Do this =
Edit everything from the start of the listing down to and including the line containing "col-header-d[interactable]: D bbox=[593, 196, 692, 220]", replacing "Description" with "Details" and leaving everything else unchanged.

......

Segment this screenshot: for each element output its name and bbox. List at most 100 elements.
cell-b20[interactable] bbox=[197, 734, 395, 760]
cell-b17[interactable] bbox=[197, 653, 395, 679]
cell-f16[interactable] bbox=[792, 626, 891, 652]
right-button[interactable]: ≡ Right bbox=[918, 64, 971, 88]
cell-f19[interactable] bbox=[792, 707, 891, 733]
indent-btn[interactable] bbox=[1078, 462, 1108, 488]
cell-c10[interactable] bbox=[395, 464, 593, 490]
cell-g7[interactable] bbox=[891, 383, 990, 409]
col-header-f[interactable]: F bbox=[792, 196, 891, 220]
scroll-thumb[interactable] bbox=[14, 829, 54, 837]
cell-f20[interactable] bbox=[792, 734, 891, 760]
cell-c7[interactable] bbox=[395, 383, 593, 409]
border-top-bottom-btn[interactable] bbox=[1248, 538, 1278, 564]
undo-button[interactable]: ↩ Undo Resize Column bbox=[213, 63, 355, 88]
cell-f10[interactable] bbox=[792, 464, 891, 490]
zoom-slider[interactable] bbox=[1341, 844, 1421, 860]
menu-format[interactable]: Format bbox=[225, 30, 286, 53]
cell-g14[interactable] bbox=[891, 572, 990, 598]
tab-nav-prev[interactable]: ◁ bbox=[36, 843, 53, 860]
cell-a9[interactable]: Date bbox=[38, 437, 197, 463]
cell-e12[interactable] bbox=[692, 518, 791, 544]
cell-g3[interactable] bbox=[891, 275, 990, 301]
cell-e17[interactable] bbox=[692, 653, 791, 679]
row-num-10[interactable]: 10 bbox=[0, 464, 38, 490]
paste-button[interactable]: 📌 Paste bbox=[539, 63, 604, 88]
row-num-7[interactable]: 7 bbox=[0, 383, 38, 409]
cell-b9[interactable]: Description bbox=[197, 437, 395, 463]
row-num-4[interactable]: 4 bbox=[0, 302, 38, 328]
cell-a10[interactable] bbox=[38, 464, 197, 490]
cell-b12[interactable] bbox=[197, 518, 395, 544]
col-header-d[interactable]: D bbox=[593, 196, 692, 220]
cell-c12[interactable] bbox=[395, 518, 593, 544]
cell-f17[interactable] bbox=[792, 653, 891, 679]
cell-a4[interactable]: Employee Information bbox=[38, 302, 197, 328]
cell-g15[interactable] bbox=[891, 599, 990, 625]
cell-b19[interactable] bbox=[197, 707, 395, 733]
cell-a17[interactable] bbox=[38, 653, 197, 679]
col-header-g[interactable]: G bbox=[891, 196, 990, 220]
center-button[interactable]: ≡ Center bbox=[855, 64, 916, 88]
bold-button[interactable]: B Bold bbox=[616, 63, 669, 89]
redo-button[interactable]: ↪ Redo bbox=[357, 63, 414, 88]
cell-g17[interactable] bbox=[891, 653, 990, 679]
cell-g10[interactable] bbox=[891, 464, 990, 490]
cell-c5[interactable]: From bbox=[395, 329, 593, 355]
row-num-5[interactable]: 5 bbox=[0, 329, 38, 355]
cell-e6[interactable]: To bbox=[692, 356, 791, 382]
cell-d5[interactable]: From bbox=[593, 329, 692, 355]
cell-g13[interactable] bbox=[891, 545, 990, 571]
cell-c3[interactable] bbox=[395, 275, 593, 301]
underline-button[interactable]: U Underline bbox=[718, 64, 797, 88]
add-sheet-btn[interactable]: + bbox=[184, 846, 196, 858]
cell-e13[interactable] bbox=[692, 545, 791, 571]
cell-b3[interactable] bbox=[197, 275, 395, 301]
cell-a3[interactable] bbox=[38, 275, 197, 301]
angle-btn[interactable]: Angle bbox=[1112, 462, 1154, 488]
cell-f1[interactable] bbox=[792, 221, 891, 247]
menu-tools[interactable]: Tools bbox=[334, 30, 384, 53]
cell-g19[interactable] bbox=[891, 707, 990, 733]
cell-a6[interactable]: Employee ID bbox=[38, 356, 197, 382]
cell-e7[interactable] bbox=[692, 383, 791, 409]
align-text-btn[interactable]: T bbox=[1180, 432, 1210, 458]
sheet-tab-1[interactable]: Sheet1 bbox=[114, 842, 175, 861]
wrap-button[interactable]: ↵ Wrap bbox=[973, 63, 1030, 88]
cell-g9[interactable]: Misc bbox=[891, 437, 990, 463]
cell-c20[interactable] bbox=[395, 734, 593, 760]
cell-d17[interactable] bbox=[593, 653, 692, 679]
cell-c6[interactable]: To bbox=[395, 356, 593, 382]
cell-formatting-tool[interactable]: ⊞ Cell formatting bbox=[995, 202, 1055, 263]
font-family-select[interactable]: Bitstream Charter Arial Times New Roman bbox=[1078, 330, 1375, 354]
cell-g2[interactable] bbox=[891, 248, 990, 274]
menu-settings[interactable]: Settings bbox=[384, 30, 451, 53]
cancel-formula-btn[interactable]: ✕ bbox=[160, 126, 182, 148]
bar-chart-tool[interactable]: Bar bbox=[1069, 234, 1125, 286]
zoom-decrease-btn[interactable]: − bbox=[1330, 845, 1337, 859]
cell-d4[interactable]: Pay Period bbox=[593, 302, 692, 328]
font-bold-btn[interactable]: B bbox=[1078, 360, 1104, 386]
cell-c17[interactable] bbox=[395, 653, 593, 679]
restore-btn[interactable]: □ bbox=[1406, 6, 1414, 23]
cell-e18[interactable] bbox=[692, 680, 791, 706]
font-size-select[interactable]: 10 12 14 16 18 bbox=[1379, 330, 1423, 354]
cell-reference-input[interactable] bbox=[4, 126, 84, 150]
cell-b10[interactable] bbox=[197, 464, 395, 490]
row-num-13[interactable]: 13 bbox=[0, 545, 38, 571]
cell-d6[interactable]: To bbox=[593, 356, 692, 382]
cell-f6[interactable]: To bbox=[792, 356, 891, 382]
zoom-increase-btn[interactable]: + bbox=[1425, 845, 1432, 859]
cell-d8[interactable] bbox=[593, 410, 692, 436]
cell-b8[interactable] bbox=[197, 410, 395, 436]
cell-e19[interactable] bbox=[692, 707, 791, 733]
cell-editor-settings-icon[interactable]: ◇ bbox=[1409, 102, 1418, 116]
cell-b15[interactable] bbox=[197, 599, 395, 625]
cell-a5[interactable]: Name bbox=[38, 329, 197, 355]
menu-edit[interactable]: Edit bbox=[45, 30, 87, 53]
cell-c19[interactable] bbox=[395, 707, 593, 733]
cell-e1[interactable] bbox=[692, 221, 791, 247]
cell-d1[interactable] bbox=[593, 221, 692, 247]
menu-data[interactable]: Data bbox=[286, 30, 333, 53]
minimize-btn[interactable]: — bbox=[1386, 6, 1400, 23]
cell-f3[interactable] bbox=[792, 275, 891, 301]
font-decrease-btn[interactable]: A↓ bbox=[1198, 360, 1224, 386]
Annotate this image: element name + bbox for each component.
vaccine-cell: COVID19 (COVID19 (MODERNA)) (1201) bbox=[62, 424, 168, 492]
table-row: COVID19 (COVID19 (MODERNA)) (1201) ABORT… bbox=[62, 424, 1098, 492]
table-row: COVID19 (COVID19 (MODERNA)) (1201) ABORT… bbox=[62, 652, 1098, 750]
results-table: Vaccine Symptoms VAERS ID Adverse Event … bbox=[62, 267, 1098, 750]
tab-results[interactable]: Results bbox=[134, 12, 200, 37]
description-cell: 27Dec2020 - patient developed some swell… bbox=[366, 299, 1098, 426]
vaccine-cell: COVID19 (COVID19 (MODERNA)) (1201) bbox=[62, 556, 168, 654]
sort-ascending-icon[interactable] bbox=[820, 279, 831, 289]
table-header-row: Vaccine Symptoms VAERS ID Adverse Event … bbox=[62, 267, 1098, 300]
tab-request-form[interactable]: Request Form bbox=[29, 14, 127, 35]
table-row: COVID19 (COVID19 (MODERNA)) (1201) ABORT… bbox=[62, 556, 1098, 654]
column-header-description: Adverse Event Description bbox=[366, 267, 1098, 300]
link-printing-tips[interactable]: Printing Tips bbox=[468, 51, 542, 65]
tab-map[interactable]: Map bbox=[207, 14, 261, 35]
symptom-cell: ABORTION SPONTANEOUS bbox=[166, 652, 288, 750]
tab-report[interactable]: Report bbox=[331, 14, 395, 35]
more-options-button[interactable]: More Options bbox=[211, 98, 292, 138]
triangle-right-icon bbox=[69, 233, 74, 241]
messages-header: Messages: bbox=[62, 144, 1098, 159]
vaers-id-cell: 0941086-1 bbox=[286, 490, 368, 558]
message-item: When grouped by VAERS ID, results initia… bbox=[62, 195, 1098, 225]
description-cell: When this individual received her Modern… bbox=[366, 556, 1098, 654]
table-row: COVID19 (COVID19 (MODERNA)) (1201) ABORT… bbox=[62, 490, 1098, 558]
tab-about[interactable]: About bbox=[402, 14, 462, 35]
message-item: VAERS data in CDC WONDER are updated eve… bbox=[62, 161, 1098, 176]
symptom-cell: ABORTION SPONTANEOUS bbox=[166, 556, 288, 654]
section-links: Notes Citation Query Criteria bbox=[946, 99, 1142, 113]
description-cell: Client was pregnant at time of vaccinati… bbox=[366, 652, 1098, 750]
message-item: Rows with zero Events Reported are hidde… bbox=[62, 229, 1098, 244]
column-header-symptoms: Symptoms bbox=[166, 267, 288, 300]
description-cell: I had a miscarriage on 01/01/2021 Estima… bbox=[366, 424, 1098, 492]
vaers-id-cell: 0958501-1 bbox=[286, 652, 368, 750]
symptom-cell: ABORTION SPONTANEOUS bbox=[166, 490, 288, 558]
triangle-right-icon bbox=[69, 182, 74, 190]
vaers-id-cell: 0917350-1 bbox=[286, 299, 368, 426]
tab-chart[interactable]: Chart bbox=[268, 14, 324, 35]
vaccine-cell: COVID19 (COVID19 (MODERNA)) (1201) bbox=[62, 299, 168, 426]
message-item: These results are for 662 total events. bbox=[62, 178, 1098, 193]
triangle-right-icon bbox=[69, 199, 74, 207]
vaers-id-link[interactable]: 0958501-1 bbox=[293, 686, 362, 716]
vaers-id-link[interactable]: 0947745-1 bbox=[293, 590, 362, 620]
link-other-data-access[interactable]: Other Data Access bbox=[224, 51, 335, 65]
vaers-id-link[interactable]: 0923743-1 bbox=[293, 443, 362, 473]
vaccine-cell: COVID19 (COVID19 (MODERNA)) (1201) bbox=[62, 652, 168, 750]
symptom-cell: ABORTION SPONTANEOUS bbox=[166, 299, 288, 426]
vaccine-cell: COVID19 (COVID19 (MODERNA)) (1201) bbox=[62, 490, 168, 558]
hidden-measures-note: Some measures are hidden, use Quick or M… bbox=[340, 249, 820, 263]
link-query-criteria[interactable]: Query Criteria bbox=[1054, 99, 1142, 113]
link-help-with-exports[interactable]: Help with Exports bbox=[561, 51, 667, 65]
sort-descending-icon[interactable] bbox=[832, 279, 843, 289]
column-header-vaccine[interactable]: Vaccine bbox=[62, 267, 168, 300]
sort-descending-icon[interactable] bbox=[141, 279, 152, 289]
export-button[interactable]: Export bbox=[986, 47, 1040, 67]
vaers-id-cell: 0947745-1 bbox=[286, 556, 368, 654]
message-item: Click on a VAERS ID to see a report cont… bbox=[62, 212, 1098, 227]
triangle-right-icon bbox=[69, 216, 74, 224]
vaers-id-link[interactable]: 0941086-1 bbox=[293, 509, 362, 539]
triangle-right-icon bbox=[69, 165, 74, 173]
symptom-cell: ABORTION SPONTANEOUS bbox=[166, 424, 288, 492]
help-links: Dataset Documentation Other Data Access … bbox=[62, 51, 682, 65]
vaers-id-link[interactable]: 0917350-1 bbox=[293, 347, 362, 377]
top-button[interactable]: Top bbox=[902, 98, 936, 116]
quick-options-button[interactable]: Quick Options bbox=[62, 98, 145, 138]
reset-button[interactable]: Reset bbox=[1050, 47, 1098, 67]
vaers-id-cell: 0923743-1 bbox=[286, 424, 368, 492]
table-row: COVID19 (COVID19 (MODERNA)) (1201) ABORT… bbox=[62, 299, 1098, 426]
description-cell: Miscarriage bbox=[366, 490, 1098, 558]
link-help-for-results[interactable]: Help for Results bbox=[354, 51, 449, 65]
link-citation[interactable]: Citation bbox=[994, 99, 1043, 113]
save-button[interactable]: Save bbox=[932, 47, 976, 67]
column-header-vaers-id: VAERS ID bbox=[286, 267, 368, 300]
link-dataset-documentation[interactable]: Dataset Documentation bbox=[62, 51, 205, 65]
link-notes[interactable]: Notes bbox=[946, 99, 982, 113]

......

Output below =
Segment this screenshot: for each element output its name and bbox. List at most 100 elements.
cell-b20[interactable] bbox=[197, 734, 395, 760]
cell-b17[interactable] bbox=[197, 653, 395, 679]
cell-f16[interactable] bbox=[792, 626, 891, 652]
right-button[interactable]: ≡ Right bbox=[918, 64, 971, 88]
cell-f19[interactable] bbox=[792, 707, 891, 733]
indent-btn[interactable] bbox=[1078, 462, 1108, 488]
cell-c10[interactable] bbox=[395, 464, 593, 490]
cell-g7[interactable] bbox=[891, 383, 990, 409]
col-header-f[interactable]: F bbox=[792, 196, 891, 220]
scroll-thumb[interactable] bbox=[14, 829, 54, 837]
cell-f20[interactable] bbox=[792, 734, 891, 760]
cell-c7[interactable] bbox=[395, 383, 593, 409]
border-top-bottom-btn[interactable] bbox=[1248, 538, 1278, 564]
undo-button[interactable]: ↩ Undo Resize Column bbox=[213, 63, 355, 88]
cell-f10[interactable] bbox=[792, 464, 891, 490]
zoom-slider[interactable] bbox=[1341, 844, 1421, 860]
menu-format[interactable]: Format bbox=[225, 30, 286, 53]
cell-g14[interactable] bbox=[891, 572, 990, 598]
tab-nav-prev[interactable]: ◁ bbox=[36, 843, 53, 860]
cell-a9[interactable]: Date bbox=[38, 437, 197, 463]
cell-e12[interactable] bbox=[692, 518, 791, 544]
cell-g3[interactable] bbox=[891, 275, 990, 301]
cell-e17[interactable] bbox=[692, 653, 791, 679]
row-num-10[interactable]: 10 bbox=[0, 464, 38, 490]
paste-button[interactable]: 📌 Paste bbox=[539, 63, 604, 88]
row-num-7[interactable]: 7 bbox=[0, 383, 38, 409]
cell-b9[interactable]: Details bbox=[197, 437, 395, 463]
row-num-4[interactable]: 4 bbox=[0, 302, 38, 328]
cell-a10[interactable] bbox=[38, 464, 197, 490]
cell-b12[interactable] bbox=[197, 518, 395, 544]
col-header-d[interactable]: D bbox=[593, 196, 692, 220]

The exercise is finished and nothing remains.